Exercise goal: Go through the records below line by line, counting those that contain the word "text"; answer with the count only.

[start The input]

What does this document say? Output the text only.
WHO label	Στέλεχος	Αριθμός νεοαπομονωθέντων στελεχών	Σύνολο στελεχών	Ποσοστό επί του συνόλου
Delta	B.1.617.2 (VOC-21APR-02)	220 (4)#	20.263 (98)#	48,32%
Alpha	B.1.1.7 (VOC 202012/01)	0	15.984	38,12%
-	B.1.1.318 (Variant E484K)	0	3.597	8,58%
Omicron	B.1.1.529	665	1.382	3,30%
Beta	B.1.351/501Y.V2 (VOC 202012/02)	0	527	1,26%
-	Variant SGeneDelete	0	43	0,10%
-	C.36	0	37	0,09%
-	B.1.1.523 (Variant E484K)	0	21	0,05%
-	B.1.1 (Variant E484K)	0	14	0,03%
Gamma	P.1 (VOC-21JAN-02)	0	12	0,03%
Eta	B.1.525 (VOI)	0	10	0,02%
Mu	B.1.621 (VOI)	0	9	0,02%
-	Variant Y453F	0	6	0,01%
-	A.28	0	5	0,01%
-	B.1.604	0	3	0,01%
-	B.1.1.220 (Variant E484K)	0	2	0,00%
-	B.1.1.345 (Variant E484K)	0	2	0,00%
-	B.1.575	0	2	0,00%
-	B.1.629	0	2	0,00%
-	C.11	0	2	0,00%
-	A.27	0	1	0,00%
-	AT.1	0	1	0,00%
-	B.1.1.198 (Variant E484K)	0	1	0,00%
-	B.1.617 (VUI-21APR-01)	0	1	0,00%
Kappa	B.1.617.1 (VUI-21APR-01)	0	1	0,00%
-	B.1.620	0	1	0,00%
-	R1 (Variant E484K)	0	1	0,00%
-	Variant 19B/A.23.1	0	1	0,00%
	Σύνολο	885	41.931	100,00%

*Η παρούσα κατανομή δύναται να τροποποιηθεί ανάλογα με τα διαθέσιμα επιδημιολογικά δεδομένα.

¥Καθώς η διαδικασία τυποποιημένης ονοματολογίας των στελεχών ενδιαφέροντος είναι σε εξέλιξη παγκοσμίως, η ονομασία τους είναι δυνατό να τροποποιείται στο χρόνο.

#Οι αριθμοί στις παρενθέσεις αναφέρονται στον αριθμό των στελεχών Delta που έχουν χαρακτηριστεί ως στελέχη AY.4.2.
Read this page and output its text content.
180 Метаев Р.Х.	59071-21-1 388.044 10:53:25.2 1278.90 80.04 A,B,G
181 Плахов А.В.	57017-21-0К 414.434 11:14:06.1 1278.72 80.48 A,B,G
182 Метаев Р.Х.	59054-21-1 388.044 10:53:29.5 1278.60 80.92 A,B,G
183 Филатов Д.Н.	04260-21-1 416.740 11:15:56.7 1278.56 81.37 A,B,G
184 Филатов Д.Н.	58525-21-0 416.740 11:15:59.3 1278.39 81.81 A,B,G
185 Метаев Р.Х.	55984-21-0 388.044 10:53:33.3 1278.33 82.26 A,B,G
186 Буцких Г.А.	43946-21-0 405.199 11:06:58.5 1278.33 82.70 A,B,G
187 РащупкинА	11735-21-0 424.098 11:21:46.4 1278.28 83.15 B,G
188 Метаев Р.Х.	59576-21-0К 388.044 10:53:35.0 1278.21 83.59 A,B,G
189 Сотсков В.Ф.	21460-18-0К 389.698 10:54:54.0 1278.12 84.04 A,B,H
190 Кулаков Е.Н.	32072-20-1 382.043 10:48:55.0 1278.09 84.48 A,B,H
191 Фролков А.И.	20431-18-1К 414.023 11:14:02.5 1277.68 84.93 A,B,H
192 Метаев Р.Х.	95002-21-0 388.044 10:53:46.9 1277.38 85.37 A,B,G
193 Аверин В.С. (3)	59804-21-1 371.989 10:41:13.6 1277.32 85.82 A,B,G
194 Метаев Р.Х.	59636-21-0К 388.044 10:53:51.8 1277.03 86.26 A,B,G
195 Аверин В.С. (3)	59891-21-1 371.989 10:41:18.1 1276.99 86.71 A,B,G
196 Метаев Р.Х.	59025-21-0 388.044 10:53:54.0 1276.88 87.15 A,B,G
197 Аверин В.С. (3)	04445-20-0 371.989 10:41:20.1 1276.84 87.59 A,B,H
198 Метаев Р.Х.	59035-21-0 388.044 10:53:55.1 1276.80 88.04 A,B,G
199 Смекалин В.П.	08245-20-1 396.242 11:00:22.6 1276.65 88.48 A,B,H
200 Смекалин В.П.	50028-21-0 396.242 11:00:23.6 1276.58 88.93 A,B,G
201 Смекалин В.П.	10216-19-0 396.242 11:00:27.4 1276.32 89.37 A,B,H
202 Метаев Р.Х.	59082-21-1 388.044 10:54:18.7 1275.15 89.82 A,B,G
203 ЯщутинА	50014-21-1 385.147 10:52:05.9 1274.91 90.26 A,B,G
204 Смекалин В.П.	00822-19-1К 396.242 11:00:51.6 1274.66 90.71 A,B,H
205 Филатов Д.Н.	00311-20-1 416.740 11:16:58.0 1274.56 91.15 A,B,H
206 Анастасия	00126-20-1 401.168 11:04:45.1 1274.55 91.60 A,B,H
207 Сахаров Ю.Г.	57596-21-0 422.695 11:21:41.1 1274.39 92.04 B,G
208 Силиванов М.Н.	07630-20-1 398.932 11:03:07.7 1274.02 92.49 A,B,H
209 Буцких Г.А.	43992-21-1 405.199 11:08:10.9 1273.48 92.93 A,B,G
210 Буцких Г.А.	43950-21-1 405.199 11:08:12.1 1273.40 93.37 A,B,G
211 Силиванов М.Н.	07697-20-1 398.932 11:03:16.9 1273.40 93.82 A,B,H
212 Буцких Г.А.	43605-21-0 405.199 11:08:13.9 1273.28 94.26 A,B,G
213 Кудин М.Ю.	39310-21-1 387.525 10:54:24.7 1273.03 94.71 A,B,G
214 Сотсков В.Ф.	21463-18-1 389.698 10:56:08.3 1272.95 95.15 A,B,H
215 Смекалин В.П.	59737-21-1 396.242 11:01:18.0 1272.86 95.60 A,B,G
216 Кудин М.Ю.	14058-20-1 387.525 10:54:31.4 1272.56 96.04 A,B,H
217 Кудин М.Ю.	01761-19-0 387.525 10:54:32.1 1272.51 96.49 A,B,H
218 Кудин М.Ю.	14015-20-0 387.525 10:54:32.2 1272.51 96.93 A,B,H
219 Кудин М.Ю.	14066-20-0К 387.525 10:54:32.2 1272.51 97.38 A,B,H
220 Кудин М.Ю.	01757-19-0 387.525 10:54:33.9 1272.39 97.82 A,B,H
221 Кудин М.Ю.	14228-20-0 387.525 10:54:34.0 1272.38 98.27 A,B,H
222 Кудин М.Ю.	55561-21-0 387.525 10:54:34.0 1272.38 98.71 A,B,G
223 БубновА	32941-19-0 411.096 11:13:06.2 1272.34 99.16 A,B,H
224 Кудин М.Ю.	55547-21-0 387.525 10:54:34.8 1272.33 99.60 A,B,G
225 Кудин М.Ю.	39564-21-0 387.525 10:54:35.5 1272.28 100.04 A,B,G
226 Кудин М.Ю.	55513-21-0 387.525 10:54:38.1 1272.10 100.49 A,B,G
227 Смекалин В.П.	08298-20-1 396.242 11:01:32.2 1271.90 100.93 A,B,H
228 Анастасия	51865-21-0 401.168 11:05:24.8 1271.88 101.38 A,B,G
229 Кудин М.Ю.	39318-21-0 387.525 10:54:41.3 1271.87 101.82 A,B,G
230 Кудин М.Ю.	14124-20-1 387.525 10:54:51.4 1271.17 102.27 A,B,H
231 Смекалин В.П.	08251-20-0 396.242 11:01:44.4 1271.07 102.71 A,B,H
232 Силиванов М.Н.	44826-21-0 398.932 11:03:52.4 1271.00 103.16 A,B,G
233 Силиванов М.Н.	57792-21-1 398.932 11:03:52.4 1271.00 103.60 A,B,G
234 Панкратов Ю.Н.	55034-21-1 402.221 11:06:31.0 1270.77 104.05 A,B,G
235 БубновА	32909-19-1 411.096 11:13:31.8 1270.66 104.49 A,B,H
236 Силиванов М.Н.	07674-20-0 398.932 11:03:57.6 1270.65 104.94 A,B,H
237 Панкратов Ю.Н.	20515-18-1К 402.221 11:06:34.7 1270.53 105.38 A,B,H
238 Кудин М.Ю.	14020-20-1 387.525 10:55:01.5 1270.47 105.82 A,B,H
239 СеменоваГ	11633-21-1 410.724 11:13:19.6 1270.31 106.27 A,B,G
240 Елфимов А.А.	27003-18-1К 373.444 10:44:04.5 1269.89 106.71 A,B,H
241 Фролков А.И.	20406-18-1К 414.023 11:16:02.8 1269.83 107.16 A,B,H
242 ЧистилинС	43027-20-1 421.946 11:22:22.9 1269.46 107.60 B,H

[end The input]

Reply: 2